#### STATED GOAL:
Print the entries below in their entirety, exactly as they are written.

#### STORED ROWS:
+++++
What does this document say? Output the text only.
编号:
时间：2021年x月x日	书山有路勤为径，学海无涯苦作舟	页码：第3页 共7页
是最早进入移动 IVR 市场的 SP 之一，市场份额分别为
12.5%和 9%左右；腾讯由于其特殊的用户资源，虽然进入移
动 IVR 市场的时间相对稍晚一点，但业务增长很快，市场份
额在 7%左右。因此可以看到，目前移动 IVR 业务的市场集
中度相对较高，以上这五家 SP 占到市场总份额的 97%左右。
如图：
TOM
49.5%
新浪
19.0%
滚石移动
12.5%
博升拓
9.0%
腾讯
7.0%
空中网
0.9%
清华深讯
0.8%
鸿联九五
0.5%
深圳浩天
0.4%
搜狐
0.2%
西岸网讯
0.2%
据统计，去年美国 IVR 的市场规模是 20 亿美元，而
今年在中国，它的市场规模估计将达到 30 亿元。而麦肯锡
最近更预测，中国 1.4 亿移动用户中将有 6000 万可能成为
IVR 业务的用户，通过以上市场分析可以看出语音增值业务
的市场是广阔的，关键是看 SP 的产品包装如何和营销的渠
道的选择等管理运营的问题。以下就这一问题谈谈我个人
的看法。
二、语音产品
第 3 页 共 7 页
+++++
#### WORKED ANSWER:
What does this document say? Output the text only.
编号:
时间：2021年x月x日	书山有路勤为径，学海无涯苦作舟	页码：第3页 共7页
是最早进入移动 IVR 市场的 SP 之一，市场份额分别为
12.5%和 9%左右；腾讯由于其特殊的用户资源，虽然进入移
动 IVR 市场的时间相对稍晚一点，但业务增长很快，市场份
额在 7%左右。因此可以看到，目前移动 IVR 业务的市场集
中度相对较高，以上这五家 SP 占到市场总份额的 97%左右。
如图：
TOM
49.5%
新浪
19.0%
滚石移动
12.5%
博升拓
9.0%
腾讯
7.0%
空中网
0.9%
清华深讯
0.8%
鸿联九五
0.5%
深圳浩天
0.4%
搜狐
0.2%
西岸网讯
0.2%
据统计，去年美国 IVR 的市场规模是 20 亿美元，而
今年在中国，它的市场规模估计将达到 30 亿元。而麦肯锡
最近更预测，中国 1.4 亿移动用户中将有 6000 万可能成为
IVR 业务的用户，通过以上市场分析可以看出语音增值业务
的市场是广阔的，关键是看 SP 的产品包装如何和营销的渠
道的选择等管理运营的问题。以下就这一问题谈谈我个人
的看法。
二、语音产品
第 3 页 共 7 页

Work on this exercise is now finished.